For the data below, work out how many lines include the string "name" and report only the number.

■ Data provided
★ ★ ★ ★ ★

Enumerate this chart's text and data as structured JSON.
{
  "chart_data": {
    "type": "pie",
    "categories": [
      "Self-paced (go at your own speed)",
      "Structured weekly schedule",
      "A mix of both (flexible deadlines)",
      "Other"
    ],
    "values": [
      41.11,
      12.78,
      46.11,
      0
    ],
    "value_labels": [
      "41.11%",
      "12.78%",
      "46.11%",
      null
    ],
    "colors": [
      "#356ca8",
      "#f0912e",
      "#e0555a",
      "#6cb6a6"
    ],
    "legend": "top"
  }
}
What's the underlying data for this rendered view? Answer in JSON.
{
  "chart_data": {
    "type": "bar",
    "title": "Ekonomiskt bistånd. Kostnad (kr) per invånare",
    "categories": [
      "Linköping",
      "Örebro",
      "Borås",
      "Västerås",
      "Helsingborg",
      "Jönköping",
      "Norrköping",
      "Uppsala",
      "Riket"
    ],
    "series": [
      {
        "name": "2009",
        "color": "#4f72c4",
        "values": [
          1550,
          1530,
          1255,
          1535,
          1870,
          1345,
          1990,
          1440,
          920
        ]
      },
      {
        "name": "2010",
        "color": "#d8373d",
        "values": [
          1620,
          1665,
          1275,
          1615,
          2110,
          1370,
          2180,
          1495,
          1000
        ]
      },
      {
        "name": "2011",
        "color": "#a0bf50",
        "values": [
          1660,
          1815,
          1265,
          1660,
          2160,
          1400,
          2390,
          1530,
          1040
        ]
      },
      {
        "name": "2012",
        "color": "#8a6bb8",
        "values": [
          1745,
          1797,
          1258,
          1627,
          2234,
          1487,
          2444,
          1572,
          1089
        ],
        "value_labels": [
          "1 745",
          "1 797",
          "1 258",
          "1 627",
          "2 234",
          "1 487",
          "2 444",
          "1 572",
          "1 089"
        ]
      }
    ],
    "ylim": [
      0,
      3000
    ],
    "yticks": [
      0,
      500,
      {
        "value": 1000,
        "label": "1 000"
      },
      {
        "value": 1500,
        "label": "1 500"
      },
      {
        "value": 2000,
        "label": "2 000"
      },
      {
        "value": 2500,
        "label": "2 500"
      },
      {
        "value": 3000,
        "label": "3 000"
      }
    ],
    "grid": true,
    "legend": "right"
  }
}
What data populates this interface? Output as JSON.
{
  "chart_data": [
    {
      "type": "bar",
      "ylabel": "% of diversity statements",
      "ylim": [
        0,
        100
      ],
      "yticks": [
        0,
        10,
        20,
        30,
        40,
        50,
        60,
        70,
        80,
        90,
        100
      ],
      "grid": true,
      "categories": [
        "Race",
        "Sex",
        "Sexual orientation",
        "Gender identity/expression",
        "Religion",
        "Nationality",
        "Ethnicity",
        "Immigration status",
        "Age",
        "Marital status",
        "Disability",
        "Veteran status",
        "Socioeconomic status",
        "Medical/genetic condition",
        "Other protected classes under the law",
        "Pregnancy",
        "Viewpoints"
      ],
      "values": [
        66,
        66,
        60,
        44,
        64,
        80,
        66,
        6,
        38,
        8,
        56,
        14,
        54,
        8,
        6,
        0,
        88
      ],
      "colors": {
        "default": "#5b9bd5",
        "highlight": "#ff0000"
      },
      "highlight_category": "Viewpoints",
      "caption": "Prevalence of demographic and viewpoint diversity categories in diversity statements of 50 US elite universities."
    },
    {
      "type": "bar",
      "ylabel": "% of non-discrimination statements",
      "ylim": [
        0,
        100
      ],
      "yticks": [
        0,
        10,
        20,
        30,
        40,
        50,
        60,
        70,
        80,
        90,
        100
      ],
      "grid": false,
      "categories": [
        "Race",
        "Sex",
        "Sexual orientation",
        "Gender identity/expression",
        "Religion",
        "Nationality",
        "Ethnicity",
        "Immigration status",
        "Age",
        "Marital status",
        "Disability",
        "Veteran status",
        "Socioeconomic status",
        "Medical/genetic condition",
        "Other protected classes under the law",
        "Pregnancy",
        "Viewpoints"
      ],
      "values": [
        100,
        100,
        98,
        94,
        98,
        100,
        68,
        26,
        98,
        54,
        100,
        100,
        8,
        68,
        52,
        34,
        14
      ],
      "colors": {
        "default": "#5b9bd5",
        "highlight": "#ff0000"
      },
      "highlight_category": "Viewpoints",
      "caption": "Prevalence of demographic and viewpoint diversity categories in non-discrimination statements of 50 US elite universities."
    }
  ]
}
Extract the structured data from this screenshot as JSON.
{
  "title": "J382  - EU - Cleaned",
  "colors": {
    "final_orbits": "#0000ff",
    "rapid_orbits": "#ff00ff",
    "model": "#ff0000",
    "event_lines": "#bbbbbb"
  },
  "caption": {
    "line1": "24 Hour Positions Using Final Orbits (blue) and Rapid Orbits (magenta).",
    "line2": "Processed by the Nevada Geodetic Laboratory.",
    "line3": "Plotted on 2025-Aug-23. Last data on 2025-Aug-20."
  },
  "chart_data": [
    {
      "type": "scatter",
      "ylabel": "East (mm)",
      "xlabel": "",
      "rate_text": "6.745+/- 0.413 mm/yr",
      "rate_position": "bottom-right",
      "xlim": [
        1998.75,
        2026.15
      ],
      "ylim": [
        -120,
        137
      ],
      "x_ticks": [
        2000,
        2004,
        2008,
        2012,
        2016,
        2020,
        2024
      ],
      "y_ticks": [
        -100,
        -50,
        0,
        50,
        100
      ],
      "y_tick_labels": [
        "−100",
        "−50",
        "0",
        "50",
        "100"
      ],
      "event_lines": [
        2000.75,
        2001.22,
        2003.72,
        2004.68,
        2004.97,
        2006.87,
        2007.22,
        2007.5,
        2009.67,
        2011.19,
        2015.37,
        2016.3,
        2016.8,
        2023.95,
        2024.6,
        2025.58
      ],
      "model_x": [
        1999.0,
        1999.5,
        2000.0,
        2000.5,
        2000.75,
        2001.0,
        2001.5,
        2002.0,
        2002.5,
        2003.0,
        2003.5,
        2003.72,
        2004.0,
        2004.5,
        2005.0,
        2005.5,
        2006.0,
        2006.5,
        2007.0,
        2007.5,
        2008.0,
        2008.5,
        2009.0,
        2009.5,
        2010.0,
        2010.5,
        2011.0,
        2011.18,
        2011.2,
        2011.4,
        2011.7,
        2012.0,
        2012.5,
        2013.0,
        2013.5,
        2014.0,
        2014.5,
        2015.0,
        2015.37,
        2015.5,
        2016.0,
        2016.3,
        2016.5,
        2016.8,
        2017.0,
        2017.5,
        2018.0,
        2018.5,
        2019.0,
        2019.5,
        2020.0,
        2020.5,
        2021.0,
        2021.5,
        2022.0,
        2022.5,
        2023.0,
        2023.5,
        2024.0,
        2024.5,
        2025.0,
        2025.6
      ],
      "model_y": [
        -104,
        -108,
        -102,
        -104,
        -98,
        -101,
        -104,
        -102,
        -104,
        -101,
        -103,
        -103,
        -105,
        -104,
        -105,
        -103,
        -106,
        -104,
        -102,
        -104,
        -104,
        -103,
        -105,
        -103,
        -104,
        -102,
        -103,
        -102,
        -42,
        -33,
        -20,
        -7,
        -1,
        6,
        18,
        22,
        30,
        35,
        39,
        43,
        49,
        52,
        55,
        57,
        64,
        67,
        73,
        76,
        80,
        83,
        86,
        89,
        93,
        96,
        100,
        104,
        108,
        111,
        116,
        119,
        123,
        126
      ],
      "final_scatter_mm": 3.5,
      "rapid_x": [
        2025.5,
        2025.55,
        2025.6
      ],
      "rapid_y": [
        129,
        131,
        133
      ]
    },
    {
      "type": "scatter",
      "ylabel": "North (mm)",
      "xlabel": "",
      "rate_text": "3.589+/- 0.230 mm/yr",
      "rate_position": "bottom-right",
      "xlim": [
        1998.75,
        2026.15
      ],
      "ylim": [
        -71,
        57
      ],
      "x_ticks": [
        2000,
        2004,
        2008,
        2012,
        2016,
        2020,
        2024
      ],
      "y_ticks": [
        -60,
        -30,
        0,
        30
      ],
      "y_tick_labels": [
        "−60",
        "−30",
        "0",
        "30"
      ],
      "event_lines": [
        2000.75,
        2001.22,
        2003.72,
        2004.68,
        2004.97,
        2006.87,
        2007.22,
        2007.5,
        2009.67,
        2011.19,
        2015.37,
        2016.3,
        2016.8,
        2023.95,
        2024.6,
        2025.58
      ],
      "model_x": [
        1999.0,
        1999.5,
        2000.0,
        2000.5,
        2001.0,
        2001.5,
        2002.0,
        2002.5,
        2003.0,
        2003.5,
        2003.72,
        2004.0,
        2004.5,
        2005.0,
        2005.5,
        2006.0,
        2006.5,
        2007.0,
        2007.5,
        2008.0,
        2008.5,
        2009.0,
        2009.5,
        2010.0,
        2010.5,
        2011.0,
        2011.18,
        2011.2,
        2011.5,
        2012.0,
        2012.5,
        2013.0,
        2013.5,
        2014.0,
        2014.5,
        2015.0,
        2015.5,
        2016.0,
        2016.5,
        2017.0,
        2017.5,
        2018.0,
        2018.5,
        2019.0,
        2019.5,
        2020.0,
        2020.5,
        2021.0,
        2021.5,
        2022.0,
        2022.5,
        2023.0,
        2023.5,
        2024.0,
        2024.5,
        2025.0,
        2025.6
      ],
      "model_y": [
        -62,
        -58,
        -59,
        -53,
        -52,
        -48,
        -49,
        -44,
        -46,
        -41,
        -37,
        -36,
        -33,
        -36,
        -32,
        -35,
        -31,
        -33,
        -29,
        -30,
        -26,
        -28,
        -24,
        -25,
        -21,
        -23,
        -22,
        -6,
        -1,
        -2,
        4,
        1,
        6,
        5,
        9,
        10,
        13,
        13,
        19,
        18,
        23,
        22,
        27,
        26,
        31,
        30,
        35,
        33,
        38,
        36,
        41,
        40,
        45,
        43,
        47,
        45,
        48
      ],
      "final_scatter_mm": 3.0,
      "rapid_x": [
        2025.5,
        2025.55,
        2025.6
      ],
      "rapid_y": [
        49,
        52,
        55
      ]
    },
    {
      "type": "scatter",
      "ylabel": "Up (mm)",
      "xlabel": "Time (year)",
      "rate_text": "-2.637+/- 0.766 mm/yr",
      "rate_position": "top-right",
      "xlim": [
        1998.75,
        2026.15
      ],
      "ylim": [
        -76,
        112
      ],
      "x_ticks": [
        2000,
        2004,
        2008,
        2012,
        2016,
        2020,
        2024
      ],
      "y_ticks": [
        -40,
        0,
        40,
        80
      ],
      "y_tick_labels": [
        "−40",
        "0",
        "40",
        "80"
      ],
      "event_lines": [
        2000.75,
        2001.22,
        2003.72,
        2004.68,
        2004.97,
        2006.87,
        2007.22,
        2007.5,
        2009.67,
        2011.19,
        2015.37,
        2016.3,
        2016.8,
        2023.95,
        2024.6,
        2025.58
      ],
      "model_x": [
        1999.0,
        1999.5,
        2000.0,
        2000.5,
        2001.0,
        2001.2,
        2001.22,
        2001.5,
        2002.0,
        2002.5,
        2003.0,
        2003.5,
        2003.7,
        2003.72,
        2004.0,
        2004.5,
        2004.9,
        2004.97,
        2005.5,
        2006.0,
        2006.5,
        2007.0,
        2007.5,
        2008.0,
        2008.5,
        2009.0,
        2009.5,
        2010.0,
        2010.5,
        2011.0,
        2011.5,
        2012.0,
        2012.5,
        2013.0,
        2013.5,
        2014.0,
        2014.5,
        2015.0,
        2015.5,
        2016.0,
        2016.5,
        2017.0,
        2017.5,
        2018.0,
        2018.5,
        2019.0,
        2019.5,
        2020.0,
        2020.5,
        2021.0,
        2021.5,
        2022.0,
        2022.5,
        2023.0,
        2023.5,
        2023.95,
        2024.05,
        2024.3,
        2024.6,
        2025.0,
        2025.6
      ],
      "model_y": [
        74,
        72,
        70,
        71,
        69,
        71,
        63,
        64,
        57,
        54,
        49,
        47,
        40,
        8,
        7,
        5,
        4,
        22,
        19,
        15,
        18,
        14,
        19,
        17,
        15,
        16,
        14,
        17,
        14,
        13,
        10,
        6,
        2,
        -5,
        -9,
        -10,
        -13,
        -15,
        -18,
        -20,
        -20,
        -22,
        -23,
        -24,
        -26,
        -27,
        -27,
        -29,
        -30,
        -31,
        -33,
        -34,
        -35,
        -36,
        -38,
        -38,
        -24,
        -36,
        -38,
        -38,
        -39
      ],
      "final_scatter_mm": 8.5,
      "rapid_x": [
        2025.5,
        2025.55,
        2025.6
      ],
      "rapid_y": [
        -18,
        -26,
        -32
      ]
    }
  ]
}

★ ★ ★ ★ ★

■ Reply to the task
4